=== Instruction ===
Check each line of the listing below for the word "this" and say how many lines have it. Nothing else should be written.
▬▬▬▬▬▬▬▬▬▬
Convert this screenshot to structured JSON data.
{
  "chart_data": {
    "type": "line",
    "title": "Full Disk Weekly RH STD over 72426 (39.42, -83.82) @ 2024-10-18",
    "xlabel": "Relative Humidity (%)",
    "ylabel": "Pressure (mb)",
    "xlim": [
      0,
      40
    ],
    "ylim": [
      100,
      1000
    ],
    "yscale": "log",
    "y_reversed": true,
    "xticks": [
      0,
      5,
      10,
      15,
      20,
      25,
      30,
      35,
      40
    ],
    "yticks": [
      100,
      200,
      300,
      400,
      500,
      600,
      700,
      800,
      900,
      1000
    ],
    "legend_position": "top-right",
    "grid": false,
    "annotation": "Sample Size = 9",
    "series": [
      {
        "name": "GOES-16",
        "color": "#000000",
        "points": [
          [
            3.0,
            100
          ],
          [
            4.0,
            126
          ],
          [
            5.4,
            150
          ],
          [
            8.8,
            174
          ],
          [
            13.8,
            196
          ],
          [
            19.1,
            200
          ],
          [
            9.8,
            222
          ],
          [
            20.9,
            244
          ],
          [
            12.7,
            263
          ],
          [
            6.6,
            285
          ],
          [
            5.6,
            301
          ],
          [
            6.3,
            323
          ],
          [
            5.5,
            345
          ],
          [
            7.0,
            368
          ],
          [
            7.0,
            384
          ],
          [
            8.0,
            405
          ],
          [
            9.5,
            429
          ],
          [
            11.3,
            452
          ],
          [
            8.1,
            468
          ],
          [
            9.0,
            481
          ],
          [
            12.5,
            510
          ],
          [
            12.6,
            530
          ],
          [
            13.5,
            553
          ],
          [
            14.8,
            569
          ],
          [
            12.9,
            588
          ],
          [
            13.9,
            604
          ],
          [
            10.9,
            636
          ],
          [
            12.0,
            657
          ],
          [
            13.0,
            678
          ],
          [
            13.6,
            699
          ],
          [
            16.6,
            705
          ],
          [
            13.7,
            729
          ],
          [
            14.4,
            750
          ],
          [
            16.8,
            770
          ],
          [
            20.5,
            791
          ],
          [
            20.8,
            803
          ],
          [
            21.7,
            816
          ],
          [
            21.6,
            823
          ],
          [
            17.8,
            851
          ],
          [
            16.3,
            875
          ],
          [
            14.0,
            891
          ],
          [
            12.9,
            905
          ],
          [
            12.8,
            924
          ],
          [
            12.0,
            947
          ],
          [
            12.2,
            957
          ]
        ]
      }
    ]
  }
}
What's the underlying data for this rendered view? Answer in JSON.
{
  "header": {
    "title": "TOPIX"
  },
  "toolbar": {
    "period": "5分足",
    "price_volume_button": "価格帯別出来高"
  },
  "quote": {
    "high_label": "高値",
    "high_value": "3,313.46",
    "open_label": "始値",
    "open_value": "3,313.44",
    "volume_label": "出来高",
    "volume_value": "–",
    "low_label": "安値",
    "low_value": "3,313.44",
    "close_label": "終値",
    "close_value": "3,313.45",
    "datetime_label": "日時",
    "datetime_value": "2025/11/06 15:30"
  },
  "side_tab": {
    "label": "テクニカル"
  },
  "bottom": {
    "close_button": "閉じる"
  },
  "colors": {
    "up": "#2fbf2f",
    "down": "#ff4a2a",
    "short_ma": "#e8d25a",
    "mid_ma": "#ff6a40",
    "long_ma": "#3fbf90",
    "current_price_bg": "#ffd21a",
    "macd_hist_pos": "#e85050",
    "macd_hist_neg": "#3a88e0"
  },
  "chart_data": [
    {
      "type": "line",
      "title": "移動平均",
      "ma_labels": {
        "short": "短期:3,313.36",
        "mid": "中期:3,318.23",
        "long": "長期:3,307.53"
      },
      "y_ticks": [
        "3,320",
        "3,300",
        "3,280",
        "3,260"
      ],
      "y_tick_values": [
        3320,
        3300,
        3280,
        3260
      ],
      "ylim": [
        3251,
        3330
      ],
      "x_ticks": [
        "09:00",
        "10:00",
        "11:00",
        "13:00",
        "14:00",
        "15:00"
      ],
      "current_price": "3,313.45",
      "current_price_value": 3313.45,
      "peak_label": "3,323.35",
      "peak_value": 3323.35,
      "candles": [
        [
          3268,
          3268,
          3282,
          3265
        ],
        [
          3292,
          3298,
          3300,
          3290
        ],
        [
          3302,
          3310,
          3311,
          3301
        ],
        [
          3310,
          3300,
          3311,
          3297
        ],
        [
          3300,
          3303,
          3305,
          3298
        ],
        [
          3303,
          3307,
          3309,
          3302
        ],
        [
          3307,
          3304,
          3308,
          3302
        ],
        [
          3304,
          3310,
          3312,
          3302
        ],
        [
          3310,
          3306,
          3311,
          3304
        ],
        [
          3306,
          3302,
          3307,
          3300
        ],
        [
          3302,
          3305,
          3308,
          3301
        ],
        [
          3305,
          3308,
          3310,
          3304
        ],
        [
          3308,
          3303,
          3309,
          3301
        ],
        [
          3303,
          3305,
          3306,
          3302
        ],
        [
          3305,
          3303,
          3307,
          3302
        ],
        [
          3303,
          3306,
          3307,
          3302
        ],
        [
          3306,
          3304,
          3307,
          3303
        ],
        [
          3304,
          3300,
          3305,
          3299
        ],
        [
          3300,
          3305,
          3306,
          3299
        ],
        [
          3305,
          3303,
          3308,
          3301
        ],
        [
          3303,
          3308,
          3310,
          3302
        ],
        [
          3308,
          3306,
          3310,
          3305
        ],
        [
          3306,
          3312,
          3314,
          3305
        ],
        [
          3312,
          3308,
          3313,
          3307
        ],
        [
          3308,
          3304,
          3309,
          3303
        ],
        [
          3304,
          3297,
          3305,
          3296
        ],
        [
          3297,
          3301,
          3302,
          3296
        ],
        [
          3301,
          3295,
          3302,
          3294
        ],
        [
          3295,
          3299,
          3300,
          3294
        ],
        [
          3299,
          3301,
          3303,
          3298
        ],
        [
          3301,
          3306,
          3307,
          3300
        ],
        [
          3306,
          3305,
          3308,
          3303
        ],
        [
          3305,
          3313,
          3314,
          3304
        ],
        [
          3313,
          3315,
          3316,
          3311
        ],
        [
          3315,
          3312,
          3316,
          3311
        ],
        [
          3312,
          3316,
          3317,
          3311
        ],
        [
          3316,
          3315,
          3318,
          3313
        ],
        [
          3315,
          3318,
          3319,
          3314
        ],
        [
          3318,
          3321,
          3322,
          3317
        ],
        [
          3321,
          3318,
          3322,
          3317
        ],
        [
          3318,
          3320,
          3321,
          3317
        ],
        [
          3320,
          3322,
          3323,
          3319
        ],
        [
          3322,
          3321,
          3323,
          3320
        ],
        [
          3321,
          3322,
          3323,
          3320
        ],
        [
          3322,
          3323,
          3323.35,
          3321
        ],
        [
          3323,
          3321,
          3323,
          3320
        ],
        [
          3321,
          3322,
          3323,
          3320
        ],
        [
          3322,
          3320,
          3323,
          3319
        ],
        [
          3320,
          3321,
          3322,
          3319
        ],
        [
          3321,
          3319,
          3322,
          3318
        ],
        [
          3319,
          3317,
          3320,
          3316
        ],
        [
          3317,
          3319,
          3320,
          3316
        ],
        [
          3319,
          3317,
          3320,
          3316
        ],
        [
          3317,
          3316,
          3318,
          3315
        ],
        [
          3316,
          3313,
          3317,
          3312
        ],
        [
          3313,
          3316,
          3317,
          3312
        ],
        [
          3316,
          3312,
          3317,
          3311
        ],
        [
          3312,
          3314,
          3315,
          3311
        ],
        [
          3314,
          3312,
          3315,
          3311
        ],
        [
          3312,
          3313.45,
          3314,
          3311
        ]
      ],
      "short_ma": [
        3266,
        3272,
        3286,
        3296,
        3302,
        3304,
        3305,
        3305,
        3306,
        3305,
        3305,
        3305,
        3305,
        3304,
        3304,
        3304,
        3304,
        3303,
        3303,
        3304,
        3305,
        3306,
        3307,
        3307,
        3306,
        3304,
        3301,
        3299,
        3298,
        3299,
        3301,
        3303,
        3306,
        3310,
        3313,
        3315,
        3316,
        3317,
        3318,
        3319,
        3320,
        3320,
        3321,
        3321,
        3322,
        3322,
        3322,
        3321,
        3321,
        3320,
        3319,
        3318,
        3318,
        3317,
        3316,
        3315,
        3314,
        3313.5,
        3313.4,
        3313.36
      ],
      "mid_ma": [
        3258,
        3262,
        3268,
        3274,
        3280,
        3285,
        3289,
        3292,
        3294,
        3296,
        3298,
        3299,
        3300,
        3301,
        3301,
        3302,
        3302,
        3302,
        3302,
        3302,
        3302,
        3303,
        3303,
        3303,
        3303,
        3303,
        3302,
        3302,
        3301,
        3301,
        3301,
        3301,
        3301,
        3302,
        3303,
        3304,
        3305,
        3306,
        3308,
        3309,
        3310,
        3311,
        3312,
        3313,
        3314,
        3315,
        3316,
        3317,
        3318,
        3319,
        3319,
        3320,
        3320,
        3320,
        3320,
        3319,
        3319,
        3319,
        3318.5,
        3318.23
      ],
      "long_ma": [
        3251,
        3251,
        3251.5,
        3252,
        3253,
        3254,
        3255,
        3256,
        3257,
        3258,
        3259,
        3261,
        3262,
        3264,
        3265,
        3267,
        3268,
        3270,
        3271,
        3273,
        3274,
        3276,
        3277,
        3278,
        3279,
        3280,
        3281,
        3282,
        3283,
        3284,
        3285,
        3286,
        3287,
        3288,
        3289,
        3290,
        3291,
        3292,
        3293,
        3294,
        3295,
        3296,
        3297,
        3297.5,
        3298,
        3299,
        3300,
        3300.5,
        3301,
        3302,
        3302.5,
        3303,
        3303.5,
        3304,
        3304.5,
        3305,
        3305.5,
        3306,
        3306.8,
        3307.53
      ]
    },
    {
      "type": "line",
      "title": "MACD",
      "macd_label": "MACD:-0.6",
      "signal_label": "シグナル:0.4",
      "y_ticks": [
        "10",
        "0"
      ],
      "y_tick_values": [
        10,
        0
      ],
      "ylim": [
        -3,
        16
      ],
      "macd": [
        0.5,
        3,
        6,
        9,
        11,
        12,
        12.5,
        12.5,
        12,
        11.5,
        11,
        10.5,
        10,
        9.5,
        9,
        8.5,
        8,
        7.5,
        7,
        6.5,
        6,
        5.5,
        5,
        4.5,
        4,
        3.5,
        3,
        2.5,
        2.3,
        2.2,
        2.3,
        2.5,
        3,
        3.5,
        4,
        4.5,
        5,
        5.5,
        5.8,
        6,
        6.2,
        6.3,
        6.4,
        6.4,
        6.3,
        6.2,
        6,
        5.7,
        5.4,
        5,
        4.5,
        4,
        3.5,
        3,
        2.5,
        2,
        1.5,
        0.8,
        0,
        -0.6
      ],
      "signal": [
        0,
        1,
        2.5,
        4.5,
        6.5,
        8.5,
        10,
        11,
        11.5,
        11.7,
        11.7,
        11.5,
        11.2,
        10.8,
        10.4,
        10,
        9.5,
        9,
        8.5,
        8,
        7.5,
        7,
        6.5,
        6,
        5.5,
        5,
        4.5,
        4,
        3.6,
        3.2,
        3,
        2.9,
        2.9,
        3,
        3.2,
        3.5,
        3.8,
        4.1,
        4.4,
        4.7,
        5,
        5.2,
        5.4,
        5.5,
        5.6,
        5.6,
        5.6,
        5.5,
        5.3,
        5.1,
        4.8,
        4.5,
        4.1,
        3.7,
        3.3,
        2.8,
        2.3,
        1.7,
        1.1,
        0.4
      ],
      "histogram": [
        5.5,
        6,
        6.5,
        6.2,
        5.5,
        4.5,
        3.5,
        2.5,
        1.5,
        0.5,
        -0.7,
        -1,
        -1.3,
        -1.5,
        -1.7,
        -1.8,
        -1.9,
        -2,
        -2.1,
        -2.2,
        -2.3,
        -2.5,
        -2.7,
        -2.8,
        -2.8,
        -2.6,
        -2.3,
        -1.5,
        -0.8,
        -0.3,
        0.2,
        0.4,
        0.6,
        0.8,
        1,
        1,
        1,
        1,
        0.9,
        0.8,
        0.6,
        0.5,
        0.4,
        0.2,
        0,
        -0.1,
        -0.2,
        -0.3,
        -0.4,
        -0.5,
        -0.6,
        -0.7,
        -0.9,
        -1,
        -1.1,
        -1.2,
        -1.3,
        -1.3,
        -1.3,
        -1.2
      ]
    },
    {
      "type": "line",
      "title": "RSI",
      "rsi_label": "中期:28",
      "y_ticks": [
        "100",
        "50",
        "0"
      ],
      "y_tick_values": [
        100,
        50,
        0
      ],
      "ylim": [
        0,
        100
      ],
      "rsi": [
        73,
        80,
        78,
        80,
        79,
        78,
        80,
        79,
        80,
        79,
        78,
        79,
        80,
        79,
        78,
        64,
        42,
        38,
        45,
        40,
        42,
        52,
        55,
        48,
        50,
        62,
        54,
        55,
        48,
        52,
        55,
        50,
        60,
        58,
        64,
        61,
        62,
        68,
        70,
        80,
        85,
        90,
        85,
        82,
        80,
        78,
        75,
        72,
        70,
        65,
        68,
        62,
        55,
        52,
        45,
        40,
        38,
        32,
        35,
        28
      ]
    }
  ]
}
▬▬▬▬▬▬▬▬▬▬
=== Exercise answer ===
2